[Extracted data entries]
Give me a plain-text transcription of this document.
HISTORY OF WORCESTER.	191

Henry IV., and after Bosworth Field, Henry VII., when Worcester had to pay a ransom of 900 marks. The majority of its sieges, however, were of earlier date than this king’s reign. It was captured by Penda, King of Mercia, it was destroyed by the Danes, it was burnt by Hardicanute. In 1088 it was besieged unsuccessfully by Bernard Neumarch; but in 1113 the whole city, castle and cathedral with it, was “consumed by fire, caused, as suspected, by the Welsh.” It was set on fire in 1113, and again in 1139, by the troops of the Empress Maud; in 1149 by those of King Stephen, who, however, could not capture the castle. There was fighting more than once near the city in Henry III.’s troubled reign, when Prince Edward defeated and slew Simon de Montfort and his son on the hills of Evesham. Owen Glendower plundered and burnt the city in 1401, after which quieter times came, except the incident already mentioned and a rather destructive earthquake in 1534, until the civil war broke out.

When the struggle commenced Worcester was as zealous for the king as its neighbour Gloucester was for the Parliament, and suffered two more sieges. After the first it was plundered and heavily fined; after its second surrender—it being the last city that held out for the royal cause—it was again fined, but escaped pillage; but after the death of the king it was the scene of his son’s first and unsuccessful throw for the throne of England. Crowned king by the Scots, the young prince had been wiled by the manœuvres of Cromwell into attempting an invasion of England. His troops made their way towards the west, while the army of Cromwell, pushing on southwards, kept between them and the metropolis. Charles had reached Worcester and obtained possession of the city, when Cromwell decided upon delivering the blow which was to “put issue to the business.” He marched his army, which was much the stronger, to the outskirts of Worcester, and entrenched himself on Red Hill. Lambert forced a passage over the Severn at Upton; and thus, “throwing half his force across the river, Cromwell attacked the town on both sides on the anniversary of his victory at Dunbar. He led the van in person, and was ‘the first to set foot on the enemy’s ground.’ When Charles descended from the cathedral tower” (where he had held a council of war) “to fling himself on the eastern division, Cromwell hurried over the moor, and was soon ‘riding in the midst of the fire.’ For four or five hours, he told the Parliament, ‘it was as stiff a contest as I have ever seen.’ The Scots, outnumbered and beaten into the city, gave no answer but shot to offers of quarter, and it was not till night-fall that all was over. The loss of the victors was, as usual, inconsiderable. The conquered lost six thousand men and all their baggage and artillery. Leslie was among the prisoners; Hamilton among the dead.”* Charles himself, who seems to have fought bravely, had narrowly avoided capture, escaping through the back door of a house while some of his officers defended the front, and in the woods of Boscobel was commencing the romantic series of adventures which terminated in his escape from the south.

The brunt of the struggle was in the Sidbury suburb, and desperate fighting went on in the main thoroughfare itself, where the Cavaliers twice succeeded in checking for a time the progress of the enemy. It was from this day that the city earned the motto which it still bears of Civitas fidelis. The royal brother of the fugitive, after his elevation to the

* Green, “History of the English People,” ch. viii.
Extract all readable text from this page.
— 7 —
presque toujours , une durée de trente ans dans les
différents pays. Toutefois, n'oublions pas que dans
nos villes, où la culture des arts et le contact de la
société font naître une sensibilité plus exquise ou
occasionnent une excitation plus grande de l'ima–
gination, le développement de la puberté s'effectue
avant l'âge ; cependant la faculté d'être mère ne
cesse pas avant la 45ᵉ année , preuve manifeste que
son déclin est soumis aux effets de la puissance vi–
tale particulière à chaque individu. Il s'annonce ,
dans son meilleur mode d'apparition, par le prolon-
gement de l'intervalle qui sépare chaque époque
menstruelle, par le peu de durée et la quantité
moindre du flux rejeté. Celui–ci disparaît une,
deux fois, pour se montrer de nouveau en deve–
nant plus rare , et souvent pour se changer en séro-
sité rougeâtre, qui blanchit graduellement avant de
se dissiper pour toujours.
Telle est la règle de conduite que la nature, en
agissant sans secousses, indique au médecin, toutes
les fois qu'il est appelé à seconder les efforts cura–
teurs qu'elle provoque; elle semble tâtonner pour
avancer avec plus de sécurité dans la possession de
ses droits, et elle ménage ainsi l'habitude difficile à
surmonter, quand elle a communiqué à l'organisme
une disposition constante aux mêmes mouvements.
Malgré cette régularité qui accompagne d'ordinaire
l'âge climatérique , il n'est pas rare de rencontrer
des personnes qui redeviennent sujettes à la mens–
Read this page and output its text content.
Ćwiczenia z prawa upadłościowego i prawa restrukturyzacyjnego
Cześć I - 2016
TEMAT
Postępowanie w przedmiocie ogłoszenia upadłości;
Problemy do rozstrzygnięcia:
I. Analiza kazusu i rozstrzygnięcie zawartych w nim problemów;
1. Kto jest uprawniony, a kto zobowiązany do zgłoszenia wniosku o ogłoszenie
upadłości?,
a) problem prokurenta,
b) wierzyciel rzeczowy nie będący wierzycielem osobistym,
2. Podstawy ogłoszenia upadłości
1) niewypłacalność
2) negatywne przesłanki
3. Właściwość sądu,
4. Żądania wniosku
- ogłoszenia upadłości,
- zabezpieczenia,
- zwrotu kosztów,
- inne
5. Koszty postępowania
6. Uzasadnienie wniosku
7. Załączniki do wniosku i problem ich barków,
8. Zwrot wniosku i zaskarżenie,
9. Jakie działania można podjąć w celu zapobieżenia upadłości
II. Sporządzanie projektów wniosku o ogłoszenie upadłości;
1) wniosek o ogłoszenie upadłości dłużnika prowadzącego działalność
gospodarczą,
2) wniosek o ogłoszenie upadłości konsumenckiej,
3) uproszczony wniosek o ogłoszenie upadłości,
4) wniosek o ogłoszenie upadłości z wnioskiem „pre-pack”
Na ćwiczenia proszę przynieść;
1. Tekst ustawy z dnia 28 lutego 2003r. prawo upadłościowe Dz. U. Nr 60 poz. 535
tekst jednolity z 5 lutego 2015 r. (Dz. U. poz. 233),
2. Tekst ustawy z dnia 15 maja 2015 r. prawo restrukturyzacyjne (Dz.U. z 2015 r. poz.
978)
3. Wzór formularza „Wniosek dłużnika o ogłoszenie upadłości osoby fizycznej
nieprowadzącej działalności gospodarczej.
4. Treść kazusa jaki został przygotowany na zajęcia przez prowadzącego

**What the task requires**
Each line holding "ogłoszenie" must be found and copied.

**Answer to this task**
1. Kto jest uprawniony, a kto zobowiązany do zgłoszenia wniosku o ogłoszenie
II. Sporządzanie projektów wniosku o ogłoszenie upadłości;
1) wniosek o ogłoszenie upadłości dłużnika prowadzącego działalność
2) wniosek o ogłoszenie upadłości konsumenckiej,
3) uproszczony wniosek o ogłoszenie upadłości,
4) wniosek o ogłoszenie upadłości z wnioskiem „pre-pack”
3. Wzór formularza „Wniosek dłużnika o ogłoszenie upadłości osoby fizycznej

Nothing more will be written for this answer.